Source data:
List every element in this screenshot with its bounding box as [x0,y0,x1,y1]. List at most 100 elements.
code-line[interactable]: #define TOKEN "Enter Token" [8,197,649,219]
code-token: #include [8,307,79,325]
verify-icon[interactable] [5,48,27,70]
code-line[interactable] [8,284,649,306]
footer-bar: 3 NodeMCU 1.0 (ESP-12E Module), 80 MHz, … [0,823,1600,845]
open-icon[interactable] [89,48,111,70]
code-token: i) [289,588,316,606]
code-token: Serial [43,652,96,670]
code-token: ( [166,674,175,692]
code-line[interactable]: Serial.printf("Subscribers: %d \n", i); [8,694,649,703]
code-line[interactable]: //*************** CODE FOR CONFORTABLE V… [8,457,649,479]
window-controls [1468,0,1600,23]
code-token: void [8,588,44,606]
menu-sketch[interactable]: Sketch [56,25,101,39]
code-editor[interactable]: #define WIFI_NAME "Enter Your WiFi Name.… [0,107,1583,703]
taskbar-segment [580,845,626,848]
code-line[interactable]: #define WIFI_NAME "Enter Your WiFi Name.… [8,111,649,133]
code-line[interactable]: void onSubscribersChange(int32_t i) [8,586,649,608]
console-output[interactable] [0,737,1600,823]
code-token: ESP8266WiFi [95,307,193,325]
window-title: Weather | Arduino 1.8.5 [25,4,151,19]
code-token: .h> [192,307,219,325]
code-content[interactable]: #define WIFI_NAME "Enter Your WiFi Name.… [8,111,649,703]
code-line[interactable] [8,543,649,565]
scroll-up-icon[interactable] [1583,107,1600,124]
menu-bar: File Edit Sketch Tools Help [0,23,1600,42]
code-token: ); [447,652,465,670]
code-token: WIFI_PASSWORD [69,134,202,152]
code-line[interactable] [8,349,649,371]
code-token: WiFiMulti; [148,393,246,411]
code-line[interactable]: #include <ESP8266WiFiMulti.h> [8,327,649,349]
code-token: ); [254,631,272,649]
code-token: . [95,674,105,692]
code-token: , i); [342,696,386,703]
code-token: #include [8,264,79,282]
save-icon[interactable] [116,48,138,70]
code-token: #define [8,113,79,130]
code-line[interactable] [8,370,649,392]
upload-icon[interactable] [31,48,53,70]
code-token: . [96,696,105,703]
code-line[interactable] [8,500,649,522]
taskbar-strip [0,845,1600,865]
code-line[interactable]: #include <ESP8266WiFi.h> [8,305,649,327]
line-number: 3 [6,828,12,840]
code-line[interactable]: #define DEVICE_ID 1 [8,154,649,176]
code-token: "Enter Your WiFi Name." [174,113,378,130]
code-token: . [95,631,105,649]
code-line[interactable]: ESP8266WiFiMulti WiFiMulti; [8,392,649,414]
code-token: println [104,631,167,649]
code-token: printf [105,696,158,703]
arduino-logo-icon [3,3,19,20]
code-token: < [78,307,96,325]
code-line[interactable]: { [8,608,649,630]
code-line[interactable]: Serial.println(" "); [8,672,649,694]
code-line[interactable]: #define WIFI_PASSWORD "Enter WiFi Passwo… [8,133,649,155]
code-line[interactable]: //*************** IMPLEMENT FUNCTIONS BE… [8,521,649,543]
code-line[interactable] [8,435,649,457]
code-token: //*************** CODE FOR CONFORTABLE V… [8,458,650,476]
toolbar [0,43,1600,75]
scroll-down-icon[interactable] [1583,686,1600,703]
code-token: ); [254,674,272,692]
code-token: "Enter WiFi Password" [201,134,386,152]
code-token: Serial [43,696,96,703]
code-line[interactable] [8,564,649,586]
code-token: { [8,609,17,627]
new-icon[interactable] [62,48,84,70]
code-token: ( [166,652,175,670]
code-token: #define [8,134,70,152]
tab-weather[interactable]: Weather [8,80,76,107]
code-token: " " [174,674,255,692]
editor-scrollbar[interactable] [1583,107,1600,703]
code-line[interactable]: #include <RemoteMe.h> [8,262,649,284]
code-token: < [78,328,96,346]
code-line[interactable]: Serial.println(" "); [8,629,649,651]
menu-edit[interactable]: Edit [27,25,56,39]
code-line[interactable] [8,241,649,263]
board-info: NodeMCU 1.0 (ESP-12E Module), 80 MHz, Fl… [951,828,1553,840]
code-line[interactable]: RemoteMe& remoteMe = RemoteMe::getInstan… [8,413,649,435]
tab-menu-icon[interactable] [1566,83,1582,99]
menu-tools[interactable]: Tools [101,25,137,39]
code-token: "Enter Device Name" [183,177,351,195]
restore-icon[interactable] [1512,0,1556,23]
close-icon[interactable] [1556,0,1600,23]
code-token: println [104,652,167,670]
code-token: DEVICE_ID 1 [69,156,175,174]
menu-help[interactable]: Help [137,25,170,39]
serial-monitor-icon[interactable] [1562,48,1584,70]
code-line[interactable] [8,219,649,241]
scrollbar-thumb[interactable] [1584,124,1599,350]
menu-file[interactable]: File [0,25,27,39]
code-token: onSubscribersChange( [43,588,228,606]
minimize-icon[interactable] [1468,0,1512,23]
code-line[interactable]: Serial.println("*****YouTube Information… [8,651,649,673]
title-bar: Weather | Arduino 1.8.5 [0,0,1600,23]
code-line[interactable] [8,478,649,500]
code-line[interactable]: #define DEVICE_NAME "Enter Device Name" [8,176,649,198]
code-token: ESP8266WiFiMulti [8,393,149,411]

Written exercise: Copy the records word for word, starting with the very first line and ending with the line that contains "code-line[interactable]: #define WIFI_NAME".

Answer:
List every element in this screenshot with its bounding box as [x0,y0,x1,y1]. List at most 100 elements.
code-line[interactable]: #define TOKEN "Enter Token" [8,197,649,219]
code-token: #include [8,307,79,325]
verify-icon[interactable] [5,48,27,70]
code-line[interactable] [8,284,649,306]
footer-bar: 3 NodeMCU 1.0 (ESP-12E Module), 80 MHz, … [0,823,1600,845]
open-icon[interactable] [89,48,111,70]
code-token: i) [289,588,316,606]
code-token: Serial [43,652,96,670]
code-token: ( [166,674,175,692]
code-line[interactable]: Serial.printf("Subscribers: %d \n", i); [8,694,649,703]
code-line[interactable]: //*************** CODE FOR CONFORTABLE V… [8,457,649,479]
window-controls [1468,0,1600,23]
code-token: void [8,588,44,606]
menu-sketch[interactable]: Sketch [56,25,101,39]
code-editor[interactable]: #define WIFI_NAME "Enter Your WiFi Name.… [0,107,1583,703]
taskbar-segment [580,845,626,848]
code-line[interactable]: #define WIFI_NAME "Enter Your WiFi Name.… [8,111,649,133]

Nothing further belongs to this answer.